_Page text_:
© 2003 by Stephanie Lee Jackson
About twelve years ago, in San Francisco, I ran into my friend Joél Bradley on the bus. Joél, who stands five feet tall, was wearing a pumpkin-colored hat twice as big as her head, with a baseball-style brim and a balloon-shaped pouf that increased her height by about a foot and a half. Serene and garrulous under the hat, she chattered merrily on for the duration of the bus ride, I forget about what. The thing that impressed me, which has stayed with me all these years, is that she had obviously been wearing the hat ALL DAY. I tell you, it was orange, that hat, it was poufy, it was unlike any hat I’ve seen before or since, and she had been managing an entire department all day in it and was wearing it home. Do you know what I mean? It wasn’t wearing her.
Once, during a critique in a painting seminar at the San Francisco Art Institute, I used the word “brilliant,” and was immediately pilloried. (The work of art I was referring to was not the one being critiqued, which may have been part of the problem.) Seemingly as one, the P.C. police descended. “What does THAT mean?!!! There’s no such thing! I don’t believe in genius! That’s so elitist, oppressive, fascist, reactionary, my God don’t get me started. What do you MEAN by ‘brilliant’? Please.”

_What the exercise asks_: In the passage, what about Joél's hat impressed the writer and stayed with her for years?

Document layout detection data:
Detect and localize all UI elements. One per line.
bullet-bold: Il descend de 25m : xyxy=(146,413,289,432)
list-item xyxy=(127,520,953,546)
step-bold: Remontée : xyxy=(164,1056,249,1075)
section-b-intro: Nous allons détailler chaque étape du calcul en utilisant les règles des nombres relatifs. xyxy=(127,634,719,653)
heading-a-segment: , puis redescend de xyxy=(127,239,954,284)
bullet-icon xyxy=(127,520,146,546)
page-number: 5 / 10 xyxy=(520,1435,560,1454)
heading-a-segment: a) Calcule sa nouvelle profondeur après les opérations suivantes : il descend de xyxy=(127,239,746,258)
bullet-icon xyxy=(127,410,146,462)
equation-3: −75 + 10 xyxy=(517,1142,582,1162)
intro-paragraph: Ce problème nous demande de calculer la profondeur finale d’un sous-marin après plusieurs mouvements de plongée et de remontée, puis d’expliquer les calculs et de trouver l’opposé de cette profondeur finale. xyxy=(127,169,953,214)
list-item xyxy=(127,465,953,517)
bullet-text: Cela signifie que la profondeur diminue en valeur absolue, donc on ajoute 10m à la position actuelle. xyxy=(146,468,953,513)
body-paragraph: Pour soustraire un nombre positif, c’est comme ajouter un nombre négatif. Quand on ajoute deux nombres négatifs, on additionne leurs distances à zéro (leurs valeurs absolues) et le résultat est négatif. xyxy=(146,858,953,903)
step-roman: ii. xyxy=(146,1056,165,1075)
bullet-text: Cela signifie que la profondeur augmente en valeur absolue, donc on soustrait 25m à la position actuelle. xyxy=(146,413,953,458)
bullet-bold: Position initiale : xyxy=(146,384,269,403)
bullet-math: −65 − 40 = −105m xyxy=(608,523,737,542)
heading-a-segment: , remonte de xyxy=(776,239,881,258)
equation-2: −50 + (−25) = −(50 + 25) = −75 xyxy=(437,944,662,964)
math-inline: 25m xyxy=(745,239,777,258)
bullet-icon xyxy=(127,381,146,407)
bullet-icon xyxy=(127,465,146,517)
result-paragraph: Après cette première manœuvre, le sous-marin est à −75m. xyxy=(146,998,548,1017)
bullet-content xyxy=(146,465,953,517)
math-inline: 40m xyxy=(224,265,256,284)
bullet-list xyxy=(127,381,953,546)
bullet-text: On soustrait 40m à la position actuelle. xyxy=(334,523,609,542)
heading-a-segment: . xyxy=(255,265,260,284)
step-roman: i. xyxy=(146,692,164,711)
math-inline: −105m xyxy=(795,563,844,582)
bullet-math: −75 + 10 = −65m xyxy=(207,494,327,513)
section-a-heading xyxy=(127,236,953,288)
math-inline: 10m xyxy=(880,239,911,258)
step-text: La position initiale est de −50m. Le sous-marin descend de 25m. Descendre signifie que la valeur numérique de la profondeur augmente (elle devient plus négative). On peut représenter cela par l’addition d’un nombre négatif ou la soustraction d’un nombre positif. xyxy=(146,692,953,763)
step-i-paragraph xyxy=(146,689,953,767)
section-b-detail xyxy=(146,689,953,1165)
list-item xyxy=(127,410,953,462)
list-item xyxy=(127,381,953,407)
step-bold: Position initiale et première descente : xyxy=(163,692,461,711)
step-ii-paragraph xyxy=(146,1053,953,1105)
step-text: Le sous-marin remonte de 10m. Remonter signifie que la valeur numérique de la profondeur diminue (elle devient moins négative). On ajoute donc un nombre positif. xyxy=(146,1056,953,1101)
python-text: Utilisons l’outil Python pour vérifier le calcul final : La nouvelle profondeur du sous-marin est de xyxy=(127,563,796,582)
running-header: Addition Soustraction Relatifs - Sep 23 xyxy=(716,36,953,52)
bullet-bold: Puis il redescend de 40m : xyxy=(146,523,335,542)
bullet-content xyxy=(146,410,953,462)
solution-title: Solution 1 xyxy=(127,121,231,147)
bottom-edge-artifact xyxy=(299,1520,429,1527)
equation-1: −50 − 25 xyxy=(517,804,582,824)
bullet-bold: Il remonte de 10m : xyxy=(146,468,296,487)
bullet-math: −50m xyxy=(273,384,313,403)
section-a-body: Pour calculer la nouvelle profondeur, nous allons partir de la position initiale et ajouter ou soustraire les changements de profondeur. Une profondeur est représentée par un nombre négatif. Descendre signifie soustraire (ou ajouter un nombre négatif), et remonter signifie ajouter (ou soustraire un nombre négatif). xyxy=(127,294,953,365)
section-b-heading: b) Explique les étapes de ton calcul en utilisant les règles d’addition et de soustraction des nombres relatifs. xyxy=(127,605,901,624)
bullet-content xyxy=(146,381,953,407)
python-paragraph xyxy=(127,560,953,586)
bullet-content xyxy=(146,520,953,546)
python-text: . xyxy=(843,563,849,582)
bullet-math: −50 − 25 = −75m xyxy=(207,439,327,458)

_Problem solution_: It was obvious that Joél had been wearing the hat all day. She had managed an entire department in that orange, poufy, one-of-a-kind hat and was still wearing it home. In the writer's words, the hat wasn't wearing her.